- WORK INSTRUCTIONS:
Search the entries below for "rpsI" and copy each matching line.

- DATA RECORDS:
..........

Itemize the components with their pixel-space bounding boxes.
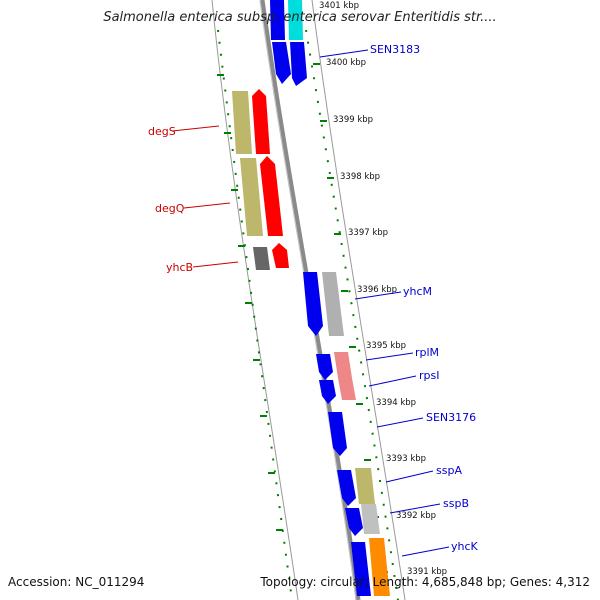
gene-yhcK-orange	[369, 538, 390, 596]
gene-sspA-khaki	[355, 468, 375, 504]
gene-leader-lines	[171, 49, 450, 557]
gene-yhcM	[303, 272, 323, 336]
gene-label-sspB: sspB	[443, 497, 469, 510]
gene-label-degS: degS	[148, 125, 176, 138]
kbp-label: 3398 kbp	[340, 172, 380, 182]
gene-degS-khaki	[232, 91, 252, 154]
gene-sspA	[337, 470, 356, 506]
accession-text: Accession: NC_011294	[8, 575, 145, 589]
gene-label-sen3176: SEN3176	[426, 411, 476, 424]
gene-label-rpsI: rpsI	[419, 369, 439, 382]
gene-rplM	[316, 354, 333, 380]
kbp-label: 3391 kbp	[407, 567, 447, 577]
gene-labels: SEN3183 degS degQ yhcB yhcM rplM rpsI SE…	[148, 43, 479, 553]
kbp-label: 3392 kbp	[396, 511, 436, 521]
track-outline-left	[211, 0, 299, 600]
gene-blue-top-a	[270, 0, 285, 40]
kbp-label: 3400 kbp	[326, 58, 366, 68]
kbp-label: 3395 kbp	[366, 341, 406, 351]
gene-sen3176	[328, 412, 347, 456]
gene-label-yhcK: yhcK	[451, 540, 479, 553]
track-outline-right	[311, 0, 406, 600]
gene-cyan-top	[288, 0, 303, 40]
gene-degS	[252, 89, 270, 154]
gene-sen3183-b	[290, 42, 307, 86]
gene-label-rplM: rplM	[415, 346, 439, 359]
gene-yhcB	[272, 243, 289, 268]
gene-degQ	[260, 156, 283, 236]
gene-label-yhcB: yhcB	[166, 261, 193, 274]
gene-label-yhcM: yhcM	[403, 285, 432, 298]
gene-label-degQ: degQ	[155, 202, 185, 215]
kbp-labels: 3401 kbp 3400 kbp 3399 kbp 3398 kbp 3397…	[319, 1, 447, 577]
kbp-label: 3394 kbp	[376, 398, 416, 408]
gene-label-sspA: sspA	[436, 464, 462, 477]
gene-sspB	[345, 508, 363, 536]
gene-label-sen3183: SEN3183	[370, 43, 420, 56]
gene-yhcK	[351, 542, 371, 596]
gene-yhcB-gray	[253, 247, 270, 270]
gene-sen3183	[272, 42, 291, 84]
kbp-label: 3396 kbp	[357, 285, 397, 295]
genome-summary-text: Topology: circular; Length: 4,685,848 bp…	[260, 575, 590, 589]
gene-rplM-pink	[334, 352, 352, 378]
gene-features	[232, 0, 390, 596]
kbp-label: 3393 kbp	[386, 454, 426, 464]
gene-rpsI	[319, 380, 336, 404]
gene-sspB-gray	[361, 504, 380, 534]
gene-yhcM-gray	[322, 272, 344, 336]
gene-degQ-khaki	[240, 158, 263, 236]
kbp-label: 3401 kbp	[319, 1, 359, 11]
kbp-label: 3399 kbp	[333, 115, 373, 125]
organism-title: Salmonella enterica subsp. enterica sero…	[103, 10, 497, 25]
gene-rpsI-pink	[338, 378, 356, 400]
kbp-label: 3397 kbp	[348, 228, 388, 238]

..........

- ANSWER FOR THIS EXERCISE:
gene-label-rpsI: rpsI	[419, 369, 439, 382]
gene-labels: SEN3183 degS degQ yhcB yhcM rplM rpsI SE…	[148, 43, 479, 553]
gene-rpsI	[319, 380, 336, 404]
gene-rpsI-pink	[338, 378, 356, 400]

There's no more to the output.